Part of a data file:
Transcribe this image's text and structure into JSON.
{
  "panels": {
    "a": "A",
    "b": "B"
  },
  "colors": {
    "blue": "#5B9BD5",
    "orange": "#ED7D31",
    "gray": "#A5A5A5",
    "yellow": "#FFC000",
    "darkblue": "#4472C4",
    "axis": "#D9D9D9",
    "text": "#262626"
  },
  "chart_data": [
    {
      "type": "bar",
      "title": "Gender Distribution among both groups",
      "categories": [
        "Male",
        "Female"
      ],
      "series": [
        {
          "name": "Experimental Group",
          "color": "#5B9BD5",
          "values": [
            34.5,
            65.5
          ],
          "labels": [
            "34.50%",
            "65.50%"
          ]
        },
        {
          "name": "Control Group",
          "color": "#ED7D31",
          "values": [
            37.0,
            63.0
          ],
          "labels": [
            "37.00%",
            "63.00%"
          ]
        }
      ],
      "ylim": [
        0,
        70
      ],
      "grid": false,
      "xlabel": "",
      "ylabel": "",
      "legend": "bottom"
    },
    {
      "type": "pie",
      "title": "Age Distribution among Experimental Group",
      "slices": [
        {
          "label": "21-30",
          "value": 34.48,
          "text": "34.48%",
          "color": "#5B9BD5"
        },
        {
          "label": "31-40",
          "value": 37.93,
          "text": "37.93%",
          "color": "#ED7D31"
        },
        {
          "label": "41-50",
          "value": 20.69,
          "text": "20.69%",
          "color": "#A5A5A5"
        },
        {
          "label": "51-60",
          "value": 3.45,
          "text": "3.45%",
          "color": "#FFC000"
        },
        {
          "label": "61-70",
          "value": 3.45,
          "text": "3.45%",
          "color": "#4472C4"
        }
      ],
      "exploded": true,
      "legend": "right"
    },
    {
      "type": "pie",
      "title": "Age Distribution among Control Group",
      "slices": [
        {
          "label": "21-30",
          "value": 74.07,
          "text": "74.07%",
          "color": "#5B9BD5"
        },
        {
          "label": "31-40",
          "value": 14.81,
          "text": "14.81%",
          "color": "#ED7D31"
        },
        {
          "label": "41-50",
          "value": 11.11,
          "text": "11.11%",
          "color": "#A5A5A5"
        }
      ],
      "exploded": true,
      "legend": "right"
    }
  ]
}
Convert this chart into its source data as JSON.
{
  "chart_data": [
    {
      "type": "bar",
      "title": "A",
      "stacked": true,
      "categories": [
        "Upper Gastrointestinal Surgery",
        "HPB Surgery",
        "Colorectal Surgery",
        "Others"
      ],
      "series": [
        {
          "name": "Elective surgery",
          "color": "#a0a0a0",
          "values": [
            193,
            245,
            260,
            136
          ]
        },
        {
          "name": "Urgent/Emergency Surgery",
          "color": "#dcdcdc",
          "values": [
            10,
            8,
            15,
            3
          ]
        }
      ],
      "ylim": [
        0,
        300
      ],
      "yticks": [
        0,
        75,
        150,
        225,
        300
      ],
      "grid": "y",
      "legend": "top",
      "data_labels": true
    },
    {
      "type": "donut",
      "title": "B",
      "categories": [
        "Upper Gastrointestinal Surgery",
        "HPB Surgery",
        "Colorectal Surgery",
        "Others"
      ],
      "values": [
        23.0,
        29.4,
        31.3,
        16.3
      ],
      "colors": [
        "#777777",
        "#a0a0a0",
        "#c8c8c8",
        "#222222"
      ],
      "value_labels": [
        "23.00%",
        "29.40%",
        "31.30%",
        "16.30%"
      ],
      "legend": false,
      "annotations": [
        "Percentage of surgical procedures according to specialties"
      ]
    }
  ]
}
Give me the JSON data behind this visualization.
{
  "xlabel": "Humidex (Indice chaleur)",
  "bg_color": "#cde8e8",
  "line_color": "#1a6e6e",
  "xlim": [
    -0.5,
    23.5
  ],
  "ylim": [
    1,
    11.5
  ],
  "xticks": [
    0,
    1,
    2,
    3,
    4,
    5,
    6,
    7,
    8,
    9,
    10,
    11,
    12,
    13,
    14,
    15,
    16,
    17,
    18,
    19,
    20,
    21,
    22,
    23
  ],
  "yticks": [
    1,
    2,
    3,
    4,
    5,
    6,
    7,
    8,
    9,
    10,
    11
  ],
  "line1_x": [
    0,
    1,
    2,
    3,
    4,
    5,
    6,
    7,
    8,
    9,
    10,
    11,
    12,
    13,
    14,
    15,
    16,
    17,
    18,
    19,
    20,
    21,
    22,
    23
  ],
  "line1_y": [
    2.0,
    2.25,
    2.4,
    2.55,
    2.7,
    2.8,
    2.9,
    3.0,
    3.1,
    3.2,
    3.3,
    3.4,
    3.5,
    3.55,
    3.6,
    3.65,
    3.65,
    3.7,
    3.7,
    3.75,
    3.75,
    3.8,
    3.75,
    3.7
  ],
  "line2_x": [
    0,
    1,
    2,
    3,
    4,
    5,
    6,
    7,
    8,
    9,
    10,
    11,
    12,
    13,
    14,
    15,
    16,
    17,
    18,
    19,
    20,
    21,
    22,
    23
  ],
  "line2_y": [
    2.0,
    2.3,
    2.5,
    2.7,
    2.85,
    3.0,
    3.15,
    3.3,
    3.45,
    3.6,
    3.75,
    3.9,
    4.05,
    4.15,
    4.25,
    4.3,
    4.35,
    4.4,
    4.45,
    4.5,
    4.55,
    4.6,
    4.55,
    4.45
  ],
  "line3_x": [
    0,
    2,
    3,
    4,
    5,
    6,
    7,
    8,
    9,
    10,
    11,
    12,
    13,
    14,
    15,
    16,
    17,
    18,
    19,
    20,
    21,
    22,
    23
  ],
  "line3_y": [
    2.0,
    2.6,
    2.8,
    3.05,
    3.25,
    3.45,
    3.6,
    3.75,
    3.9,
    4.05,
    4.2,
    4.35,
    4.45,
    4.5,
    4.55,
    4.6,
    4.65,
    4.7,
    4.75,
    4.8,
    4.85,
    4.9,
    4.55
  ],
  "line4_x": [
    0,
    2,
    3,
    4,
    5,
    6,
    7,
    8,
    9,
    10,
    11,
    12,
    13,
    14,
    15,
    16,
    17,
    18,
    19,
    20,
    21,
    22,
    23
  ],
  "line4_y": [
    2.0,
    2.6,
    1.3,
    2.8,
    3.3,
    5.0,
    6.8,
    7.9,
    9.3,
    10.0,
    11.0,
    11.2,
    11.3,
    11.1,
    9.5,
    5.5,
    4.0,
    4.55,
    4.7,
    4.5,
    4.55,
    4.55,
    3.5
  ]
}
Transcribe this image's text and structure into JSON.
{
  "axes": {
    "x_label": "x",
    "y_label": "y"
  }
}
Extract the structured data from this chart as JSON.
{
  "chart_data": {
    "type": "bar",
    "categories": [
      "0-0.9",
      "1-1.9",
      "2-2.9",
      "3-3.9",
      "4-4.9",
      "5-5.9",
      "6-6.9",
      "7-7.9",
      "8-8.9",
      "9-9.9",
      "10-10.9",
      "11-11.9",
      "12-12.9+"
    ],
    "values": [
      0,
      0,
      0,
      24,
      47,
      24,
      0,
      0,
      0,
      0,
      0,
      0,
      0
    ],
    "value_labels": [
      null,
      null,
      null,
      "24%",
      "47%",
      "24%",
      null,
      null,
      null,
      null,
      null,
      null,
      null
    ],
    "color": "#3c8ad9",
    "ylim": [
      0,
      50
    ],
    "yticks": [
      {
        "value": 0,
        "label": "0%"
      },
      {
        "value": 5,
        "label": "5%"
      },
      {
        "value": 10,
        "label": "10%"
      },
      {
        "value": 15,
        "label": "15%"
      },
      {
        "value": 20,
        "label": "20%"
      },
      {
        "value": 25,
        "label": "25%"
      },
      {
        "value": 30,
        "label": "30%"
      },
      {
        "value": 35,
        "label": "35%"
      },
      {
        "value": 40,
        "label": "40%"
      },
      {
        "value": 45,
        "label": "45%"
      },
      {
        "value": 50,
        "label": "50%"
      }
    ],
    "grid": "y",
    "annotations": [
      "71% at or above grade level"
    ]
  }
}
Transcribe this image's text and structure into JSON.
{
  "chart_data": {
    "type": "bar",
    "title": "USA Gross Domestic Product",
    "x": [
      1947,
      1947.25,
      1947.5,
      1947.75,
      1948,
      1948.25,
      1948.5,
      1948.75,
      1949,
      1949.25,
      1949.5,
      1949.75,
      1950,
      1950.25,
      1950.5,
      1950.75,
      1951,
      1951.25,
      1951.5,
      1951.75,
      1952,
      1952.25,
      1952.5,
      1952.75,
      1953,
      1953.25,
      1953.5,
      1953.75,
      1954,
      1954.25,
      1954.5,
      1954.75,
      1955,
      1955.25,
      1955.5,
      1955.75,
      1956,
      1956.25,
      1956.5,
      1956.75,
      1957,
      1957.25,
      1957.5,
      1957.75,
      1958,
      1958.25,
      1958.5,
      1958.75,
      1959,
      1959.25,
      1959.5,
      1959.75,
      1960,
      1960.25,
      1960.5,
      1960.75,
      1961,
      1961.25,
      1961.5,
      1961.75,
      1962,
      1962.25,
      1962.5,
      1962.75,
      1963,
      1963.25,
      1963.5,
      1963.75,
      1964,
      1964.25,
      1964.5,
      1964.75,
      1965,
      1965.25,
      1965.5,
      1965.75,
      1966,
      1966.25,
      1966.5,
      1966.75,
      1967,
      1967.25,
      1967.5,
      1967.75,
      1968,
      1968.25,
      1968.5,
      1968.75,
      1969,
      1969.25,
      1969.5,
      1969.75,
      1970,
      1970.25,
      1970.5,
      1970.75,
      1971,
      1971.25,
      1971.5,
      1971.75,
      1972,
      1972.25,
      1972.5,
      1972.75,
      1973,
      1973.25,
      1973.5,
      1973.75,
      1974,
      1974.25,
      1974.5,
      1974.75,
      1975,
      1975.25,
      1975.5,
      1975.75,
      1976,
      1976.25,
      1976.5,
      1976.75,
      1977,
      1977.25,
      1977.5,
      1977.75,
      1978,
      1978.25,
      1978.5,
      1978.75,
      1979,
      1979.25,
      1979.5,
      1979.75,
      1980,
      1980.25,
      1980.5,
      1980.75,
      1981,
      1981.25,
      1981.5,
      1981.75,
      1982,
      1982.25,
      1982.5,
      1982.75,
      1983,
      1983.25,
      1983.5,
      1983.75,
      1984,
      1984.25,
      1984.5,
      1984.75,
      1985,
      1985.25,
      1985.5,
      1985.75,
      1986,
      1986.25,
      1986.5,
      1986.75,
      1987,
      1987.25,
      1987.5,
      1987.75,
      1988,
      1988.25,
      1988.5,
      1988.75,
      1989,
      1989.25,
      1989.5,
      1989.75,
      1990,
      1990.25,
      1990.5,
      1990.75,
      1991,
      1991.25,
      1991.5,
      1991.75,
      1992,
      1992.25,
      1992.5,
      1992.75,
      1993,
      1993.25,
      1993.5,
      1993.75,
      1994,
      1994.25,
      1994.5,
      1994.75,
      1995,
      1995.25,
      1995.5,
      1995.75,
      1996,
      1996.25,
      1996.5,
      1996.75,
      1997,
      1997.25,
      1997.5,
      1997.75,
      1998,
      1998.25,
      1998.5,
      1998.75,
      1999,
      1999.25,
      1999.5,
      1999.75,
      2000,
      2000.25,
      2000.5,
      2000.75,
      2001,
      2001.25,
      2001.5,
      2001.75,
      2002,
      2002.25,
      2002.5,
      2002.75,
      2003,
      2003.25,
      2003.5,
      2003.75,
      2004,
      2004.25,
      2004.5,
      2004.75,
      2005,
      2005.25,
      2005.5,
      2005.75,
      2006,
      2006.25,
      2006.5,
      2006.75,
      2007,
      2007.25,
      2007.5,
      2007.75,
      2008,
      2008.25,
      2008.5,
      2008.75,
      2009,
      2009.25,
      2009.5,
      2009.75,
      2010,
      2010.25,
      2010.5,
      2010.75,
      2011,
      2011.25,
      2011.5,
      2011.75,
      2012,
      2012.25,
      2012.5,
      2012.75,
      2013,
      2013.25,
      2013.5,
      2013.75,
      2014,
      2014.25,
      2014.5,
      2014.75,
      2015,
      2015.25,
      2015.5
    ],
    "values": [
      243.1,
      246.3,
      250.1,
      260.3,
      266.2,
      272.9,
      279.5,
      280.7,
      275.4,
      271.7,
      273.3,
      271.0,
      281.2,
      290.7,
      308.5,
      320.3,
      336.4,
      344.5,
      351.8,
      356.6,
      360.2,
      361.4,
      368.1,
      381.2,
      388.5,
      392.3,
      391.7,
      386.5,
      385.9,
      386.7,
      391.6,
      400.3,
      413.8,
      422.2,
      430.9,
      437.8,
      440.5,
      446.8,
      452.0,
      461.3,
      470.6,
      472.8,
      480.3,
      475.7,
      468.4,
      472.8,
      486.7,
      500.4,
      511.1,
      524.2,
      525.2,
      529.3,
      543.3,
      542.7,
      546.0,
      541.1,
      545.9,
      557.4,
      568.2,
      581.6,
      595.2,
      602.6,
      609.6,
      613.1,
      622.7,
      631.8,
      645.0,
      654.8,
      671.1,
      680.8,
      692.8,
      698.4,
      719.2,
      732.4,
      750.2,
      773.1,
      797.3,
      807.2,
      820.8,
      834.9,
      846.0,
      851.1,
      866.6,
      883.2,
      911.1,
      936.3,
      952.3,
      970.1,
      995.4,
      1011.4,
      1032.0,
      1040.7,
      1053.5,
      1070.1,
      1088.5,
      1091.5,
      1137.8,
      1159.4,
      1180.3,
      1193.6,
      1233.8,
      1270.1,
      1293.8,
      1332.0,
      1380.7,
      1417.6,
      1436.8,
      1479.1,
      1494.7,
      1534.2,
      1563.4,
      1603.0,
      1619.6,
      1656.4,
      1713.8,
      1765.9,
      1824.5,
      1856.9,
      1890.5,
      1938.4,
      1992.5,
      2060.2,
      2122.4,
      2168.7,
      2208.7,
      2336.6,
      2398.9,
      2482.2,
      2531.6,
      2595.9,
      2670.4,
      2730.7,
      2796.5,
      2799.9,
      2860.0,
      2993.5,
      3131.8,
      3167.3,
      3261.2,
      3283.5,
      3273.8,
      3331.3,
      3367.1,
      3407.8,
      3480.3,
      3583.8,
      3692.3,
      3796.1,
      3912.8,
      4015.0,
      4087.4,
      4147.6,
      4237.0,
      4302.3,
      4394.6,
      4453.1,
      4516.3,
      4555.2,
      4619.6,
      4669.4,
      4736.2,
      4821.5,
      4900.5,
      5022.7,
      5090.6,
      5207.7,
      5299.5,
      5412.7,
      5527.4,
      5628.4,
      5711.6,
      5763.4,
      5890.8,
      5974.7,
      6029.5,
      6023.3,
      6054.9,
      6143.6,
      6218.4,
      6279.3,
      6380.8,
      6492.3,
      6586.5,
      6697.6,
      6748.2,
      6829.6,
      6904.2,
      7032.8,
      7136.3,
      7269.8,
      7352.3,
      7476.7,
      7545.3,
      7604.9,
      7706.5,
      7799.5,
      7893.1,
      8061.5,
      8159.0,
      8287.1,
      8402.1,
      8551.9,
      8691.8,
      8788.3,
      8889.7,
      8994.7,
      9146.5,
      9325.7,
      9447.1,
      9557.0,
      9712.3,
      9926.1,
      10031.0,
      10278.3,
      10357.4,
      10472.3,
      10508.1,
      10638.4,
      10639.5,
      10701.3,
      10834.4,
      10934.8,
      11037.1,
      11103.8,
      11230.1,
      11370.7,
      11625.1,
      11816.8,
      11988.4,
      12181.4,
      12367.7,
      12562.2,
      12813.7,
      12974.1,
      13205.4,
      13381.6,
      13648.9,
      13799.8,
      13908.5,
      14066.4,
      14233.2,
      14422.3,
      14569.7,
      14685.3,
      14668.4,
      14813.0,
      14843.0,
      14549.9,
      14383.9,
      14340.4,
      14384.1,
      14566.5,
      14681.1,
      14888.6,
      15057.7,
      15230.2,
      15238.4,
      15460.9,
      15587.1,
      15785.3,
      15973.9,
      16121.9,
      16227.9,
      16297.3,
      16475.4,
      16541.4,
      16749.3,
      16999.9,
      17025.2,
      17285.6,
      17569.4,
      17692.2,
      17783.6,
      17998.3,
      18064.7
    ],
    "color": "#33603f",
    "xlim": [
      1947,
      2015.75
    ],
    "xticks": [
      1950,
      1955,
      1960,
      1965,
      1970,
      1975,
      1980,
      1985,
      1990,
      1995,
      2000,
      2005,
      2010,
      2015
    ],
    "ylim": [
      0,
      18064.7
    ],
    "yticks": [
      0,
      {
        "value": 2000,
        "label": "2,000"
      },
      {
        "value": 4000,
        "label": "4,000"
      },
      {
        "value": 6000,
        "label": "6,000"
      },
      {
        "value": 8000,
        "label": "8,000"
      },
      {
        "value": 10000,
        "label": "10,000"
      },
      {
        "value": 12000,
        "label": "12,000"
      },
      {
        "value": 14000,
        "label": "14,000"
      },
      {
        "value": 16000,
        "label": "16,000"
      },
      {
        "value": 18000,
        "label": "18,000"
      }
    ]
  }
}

__THE EXERCISE__: Scan the lines for the string "title". Pick out every line that has it.

__OUTPUT__:
      "title": "Gender Distribution among both groups",
      "title": "Age Distribution among Experimental Group",
      "title": "Age Distribution among Control Group",
      "title": "A",
      "title": "B",
    "title": "USA Gross Domestic Product",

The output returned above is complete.